*DATA*.

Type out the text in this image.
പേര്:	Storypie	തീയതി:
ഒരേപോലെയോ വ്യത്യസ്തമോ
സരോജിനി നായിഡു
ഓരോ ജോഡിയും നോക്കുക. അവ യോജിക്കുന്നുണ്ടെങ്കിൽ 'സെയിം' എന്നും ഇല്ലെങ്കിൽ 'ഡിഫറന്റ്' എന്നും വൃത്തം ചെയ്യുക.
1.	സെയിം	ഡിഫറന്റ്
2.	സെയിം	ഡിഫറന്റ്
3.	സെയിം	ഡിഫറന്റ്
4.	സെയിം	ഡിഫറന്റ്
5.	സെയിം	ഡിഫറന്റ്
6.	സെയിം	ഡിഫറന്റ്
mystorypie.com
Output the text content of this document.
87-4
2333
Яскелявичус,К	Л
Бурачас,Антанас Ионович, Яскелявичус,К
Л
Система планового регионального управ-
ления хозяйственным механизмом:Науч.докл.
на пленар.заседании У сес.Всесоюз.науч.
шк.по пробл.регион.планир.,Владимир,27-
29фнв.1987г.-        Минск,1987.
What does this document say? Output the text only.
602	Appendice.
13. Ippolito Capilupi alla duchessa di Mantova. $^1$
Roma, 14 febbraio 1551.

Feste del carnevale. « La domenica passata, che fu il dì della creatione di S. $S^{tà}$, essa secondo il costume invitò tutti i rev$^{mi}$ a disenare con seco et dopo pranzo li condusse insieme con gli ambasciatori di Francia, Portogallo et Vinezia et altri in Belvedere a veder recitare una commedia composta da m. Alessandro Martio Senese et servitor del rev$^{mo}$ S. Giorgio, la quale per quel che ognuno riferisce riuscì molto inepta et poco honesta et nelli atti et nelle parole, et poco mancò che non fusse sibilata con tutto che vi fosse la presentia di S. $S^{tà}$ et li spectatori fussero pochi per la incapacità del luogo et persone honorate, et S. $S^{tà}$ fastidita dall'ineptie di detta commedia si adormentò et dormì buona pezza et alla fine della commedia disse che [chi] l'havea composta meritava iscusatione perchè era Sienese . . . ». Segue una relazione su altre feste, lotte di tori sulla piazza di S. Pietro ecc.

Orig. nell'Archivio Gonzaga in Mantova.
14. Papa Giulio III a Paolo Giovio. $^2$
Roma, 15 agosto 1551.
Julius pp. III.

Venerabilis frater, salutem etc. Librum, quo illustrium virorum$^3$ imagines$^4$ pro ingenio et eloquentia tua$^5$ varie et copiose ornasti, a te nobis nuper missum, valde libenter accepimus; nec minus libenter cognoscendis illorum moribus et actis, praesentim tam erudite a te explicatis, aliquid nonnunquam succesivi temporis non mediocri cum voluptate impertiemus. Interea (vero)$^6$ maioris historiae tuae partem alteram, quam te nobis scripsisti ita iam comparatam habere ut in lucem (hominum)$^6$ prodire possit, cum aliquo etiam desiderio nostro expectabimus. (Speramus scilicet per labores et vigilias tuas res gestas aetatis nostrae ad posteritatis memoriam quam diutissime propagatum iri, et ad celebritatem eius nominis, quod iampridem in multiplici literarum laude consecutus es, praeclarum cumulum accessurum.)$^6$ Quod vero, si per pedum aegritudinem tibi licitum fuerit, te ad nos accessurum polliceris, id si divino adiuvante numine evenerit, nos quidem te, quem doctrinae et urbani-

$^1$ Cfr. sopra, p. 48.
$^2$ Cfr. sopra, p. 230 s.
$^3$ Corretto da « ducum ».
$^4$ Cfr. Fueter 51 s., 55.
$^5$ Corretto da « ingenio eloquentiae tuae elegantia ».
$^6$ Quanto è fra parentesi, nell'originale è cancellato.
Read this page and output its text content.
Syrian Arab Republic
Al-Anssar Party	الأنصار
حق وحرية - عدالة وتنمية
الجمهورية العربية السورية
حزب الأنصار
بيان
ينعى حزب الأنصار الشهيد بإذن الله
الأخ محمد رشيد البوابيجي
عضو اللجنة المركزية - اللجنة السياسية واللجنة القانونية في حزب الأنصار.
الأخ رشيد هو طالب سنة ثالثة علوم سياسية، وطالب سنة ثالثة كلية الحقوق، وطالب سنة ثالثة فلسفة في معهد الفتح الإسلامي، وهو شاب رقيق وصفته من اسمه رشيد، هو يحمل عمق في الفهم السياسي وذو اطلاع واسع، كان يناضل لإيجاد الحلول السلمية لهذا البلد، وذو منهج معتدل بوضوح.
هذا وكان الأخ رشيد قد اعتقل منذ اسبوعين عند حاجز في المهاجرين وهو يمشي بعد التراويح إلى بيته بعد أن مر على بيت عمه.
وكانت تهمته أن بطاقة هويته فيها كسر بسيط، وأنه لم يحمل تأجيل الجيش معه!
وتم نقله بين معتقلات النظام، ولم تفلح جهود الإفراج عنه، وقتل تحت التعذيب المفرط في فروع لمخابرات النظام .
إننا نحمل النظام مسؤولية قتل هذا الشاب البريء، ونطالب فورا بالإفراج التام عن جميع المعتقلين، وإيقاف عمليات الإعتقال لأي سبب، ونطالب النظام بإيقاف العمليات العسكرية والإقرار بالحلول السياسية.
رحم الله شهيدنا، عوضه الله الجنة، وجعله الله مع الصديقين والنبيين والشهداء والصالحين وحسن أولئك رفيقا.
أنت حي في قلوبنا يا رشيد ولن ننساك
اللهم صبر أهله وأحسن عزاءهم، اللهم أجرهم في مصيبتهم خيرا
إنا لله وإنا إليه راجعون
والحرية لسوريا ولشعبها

*EXERCISE GOAL*. Each line of the listing should be copied exactly.

*WRITTEN SOLUTION*.
Type out the text in this image.
പേര്:	Storypie	തീയതി:
ഒരേപോലെയോ വ്യത്യസ്തമോ
സരോജിനി നായിഡു
ഓരോ ജോഡിയും നോക്കുക. അവ യോജിക്കുന്നുണ്ടെങ്കിൽ 'സെയിം' എന്നും ഇല്ലെങ്കിൽ 'ഡിഫറന്റ്' എന്നും വൃത്തം ചെയ്യുക.
1.	സെയിം	ഡിഫറന്റ്
2.	സെയിം	ഡിഫറന്റ്
3.	സെയിം	ഡിഫറന്റ്
4.	സെയിം	ഡിഫറന്റ്
5.	സെയിം	ഡിഫറന്റ്
6.	സെയിം	ഡിഫറന്റ്
mystorypie.com
Output the text content of this document.
87-4
2333
Яскелявичус,К	Л
Бурачас,Антанас Ионович, Яскелявичус,К
Л
Система планового регионального управ-
ления хозяйственным механизмом:Науч.докл.
на пленар.заседании У сес.Всесоюз.науч.
шк.по пробл.регион.планир.,Владимир,27-
29фнв.1987г.-        Минск,1987.
What does this document say? Output the text only.
602	Appendice.
13. Ippolito Capilupi alla duchessa di Mantova. $^1$
Roma, 14 febbraio 1551.

Feste del carnevale. « La domenica passata, che fu il dì della creatione di S. $S^{tà}$, essa secondo il costume invitò tutti i rev$^{mi}$ a disenare con seco et dopo pranzo li condusse insieme con gli ambasciatori di Francia, Portogallo et Vinezia et altri in Belvedere a veder recitare una commedia composta da m. Alessandro Martio Senese et servitor del rev$^{mo}$ S. Giorgio, la quale per quel che ognuno riferisce riuscì molto inepta et poco honesta et nelli atti et nelle parole, et poco mancò che non fusse sibilata con tutto che vi fosse la presentia di S. $S^{tà}$ et li spectatori fussero pochi per la incapacità del luogo et persone honorate, et S. $S^{tà}$ fastidita dall'ineptie di detta commedia si adormentò et dormì buona pezza et alla fine della commedia disse che [chi] l'havea composta meritava iscusatione perchè era Sienese . . . ». Segue una relazione su altre feste, lotte di tori sulla piazza di S. Pietro ecc.

Orig. nell'Archivio Gonzaga in Mantova.
14. Papa Giulio III a Paolo Giovio. $^2$
Roma, 15 agosto 1551.
Julius pp. III.

Venerabilis frater, salutem etc. Librum, quo illustrium virorum$^3$ imagines$^4$ pro ingenio et eloquentia tua$^5$ varie et copiose ornasti, a te nobis nuper missum, valde libenter accepimus; nec minus libenter cognoscendis illorum moribus et actis, praesentim tam erudite a te explicatis, aliquid nonnunquam succesivi temporis non mediocri cum voluptate impertiemus. Interea (vero)$^6$ maioris historiae tuae partem alteram, quam te nobis scripsisti ita iam comparatam habere ut in lucem (hominum)$^6$ prodire possit, cum aliquo etiam desiderio nostro expectabimus. (Speramus scilicet per labores et vigilias tuas res gestas aetatis nostrae ad posteritatis memoriam quam diutissime propagatum iri, et ad celebritatem eius nominis, quod iampridem in multiplici literarum laude consecutus es, praeclarum cumulum accessurum.)$^6$ Quod vero, si per pedum aegritudinem tibi licitum fuerit, te ad nos accessurum polliceris, id si divino adiuvante numine evenerit, nos quidem te, quem doctrinae et urbani-

$^1$ Cfr. sopra, p. 48.
$^2$ Cfr. sopra, p. 230 s.
$^3$ Corretto da « ducum ».
$^4$ Cfr. Fueter 51 s., 55.
$^5$ Corretto da « ingenio eloquentiae tuae elegantia ».
$^6$ Quanto è fra parentesi, nell'originale è cancellato.
Read this page and output its text content.
Syrian Arab Republic
Al-Anssar Party	الأنصار
حق وحرية - عدالة وتنمية
الجمهورية العربية السورية
حزب الأنصار
بيان
ينعى حزب الأنصار الشهيد بإذن الله
الأخ محمد رشيد البوابيجي
عضو اللجنة المركزية - اللجنة السياسية واللجنة القانونية في حزب الأنصار.
الأخ رشيد هو طالب سنة ثالثة علوم سياسية، وطالب سنة ثالثة كلية الحقوق، وطالب سنة ثالثة فلسفة في معهد الفتح الإسلامي، وهو شاب رقيق وصفته من اسمه رشيد، هو يحمل عمق في الفهم السياسي وذو اطلاع واسع، كان يناضل لإيجاد الحلول السلمية لهذا البلد، وذو منهج معتدل بوضوح.
هذا وكان الأخ رشيد قد اعتقل منذ اسبوعين عند حاجز في المهاجرين وهو يمشي بعد التراويح إلى بيته بعد أن مر على بيت عمه.
وكانت تهمته أن بطاقة هويته فيها كسر بسيط، وأنه لم يحمل تأجيل الجيش معه!
وتم نقله بين معتقلات النظام، ولم تفلح جهود الإفراج عنه، وقتل تحت التعذيب المفرط في فروع لمخابرات النظام .
إننا نحمل النظام مسؤولية قتل هذا الشاب البريء، ونطالب فورا بالإفراج التام عن جميع المعتقلين، وإيقاف عمليات الإعتقال لأي سبب، ونطالب النظام بإيقاف العمليات العسكرية والإقرار بالحلول السياسية.
رحم الله شهيدنا، عوضه الله الجنة، وجعله الله مع الصديقين والنبيين والشهداء والصالحين وحسن أولئك رفيقا.
أنت حي في قلوبنا يا رشيد ولن ننساك
اللهم صبر أهله وأحسن عزاءهم، اللهم أجرهم في مصيبتهم خيرا
إنا لله وإنا إليه راجعون
والحرية لسوريا ولشعبها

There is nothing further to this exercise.